• [YOUR OBJECTIVE] Print the records below exactly; all of them are needed.

Collected data entries
+++

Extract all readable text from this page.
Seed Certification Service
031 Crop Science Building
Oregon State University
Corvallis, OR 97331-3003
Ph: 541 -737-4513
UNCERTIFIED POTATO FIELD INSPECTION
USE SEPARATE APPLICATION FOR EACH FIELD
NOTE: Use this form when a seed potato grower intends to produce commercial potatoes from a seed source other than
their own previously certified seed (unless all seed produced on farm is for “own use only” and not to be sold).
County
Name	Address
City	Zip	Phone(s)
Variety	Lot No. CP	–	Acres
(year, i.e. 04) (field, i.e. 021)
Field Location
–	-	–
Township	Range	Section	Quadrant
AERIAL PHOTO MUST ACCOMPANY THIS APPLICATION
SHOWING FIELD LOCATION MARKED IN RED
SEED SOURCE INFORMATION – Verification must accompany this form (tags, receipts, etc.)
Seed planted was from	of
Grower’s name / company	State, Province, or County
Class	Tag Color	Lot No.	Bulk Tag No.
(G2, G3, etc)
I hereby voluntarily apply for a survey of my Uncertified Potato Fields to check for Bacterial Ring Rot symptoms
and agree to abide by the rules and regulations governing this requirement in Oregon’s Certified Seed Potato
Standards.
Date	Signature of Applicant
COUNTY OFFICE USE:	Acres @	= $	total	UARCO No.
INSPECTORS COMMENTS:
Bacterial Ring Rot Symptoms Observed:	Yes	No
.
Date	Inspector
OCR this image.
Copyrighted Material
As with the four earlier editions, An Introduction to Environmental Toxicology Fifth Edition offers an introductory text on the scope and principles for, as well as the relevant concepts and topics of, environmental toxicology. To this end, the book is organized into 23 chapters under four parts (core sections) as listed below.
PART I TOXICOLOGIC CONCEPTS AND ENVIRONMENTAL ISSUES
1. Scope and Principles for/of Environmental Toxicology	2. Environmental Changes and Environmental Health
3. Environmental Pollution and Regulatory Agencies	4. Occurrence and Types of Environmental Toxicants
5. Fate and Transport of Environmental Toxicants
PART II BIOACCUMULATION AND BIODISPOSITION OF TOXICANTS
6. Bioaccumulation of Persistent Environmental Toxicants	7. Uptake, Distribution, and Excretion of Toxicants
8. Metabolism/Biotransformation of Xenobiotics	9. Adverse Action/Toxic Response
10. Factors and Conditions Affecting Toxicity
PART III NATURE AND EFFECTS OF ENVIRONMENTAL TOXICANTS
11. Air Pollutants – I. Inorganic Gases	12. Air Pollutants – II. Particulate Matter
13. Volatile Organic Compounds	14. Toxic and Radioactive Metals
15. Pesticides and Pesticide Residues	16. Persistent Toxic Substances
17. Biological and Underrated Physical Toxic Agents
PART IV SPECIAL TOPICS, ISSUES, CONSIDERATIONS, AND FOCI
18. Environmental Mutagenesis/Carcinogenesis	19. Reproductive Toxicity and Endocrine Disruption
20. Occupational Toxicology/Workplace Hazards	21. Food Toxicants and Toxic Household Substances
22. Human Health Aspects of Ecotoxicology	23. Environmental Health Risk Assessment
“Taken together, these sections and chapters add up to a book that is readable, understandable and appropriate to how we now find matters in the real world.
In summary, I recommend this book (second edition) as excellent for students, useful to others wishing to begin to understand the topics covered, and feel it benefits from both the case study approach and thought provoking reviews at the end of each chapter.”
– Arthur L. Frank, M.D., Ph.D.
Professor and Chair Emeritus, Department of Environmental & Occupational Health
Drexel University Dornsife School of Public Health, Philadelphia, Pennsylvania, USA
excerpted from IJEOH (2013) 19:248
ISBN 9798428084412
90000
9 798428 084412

+++

• [RESPONSE AREA]
Extract all readable text from this page.
Seed Certification Service
031 Crop Science Building
Oregon State University
Corvallis, OR 97331-3003
Ph: 541 -737-4513
UNCERTIFIED POTATO FIELD INSPECTION
USE SEPARATE APPLICATION FOR EACH FIELD
NOTE: Use this form when a seed potato grower intends to produce commercial potatoes from a seed source other than
their own previously certified seed (unless all seed produced on farm is for “own use only” and not to be sold).
County
Name	Address
City	Zip	Phone(s)
Variety	Lot No. CP	–	Acres
(year, i.e. 04) (field, i.e. 021)
Field Location
–	-	–
Township	Range	Section	Quadrant
AERIAL PHOTO MUST ACCOMPANY THIS APPLICATION
SHOWING FIELD LOCATION MARKED IN RED
SEED SOURCE INFORMATION – Verification must accompany this form (tags, receipts, etc.)
Seed planted was from	of
Grower’s name / company	State, Province, or County
Class	Tag Color	Lot No.	Bulk Tag No.
(G2, G3, etc)
I hereby voluntarily apply for a survey of my Uncertified Potato Fields to check for Bacterial Ring Rot symptoms
and agree to abide by the rules and regulations governing this requirement in Oregon’s Certified Seed Potato
Standards.
Date	Signature of Applicant
COUNTY OFFICE USE:	Acres @	= $	total	UARCO No.
INSPECTORS COMMENTS:
Bacterial Ring Rot Symptoms Observed:	Yes	No
.
Date	Inspector
OCR this image.
Copyrighted Material
As with the four earlier editions, An Introduction to Environmental Toxicology Fifth Edition offers an introductory text on the scope and principles for, as well as the relevant concepts and topics of, environmental toxicology. To this end, the book is organized into 23 chapters under four parts (core sections) as listed below.
PART I TOXICOLOGIC CONCEPTS AND ENVIRONMENTAL ISSUES
1. Scope and Principles for/of Environmental Toxicology	2. Environmental Changes and Environmental Health
3. Environmental Pollution and Regulatory Agencies	4. Occurrence and Types of Environmental Toxicants
5. Fate and Transport of Environmental Toxicants
PART II BIOACCUMULATION AND BIODISPOSITION OF TOXICANTS
6. Bioaccumulation of Persistent Environmental Toxicants	7. Uptake, Distribution, and Excretion of Toxicants
8. Metabolism/Biotransformation of Xenobiotics	9. Adverse Action/Toxic Response
10. Factors and Conditions Affecting Toxicity
PART III NATURE AND EFFECTS OF ENVIRONMENTAL TOXICANTS
11. Air Pollutants – I. Inorganic Gases	12. Air Pollutants – II. Particulate Matter
13. Volatile Organic Compounds	14. Toxic and Radioactive Metals
15. Pesticides and Pesticide Residues	16. Persistent Toxic Substances
17. Biological and Underrated Physical Toxic Agents
PART IV SPECIAL TOPICS, ISSUES, CONSIDERATIONS, AND FOCI
18. Environmental Mutagenesis/Carcinogenesis	19. Reproductive Toxicity and Endocrine Disruption
20. Occupational Toxicology/Workplace Hazards	21. Food Toxicants and Toxic Household Substances
22. Human Health Aspects of Ecotoxicology	23. Environmental Health Risk Assessment
“Taken together, these sections and chapters add up to a book that is readable, understandable and appropriate to how we now find matters in the real world.
In summary, I recommend this book (second edition) as excellent for students, useful to others wishing to begin to understand the topics covered, and feel it benefits from both the case study approach and thought provoking reviews at the end of each chapter.”
– Arthur L. Frank, M.D., Ph.D.
Professor and Chair Emeritus, Department of Environmental & Occupational Health
Drexel University Dornsife School of Public Health, Philadelphia, Pennsylvania, USA
excerpted from IJEOH (2013) 19:248
ISBN 9798428084412
90000
9 798428 084412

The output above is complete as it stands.